▶ Problem to solve: Copy each line below in which the word "document" occurs.

*** Dataset

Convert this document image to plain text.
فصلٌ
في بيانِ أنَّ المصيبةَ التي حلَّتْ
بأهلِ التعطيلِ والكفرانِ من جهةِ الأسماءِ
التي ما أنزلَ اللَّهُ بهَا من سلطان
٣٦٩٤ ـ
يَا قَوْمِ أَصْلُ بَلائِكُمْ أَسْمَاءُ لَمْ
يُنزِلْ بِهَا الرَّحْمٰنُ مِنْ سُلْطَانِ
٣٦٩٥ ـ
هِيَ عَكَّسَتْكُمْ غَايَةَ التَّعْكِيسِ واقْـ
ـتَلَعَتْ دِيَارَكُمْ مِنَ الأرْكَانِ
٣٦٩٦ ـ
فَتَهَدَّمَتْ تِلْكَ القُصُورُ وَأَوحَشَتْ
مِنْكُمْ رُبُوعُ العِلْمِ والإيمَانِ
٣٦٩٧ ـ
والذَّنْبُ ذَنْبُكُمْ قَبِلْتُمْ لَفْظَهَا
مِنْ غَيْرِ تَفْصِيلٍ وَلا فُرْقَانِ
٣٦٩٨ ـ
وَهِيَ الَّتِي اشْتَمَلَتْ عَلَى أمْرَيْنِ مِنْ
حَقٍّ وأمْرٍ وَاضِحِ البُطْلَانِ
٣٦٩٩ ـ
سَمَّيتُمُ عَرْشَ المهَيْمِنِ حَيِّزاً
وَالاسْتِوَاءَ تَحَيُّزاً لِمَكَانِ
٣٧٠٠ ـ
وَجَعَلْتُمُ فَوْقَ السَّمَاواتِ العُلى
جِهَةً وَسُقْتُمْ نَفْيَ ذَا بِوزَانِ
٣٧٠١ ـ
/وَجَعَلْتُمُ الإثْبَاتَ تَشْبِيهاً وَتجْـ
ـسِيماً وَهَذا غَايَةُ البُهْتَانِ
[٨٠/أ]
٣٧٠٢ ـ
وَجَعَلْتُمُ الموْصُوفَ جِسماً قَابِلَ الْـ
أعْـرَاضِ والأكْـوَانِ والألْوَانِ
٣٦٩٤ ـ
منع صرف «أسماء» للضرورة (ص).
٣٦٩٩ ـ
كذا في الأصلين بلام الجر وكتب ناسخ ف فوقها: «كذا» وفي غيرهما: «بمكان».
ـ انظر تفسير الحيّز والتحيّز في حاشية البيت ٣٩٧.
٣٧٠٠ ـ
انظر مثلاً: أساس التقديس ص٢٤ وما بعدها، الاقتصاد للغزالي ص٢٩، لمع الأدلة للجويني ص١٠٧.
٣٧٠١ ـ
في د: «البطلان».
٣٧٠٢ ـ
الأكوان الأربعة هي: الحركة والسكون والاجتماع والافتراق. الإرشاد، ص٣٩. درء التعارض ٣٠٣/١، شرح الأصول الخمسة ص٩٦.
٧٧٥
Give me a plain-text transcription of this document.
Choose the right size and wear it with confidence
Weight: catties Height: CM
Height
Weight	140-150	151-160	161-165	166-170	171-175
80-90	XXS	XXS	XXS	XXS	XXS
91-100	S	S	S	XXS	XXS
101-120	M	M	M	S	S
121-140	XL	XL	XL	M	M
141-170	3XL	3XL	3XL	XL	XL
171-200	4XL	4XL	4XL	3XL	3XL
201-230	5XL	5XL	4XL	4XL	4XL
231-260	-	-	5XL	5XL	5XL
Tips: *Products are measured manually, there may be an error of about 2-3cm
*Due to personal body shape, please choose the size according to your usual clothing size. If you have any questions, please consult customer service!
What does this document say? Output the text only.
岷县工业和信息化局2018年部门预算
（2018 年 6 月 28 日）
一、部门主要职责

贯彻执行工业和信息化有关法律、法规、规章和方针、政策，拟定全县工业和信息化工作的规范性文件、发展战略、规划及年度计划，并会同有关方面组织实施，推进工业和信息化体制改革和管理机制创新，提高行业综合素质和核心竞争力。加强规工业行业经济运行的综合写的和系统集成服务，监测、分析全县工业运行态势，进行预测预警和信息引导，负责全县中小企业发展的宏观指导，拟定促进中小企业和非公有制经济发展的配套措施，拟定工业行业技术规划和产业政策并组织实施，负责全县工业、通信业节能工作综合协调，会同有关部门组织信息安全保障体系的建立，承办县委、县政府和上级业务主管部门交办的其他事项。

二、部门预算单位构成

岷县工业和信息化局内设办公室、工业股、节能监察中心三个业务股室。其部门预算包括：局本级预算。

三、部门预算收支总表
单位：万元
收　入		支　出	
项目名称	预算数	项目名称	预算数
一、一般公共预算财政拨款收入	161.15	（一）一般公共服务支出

******

▶ Exercise output:
Convert this document image to plain text.
Give me a plain-text transcription of this document.
What does this document say? Output the text only.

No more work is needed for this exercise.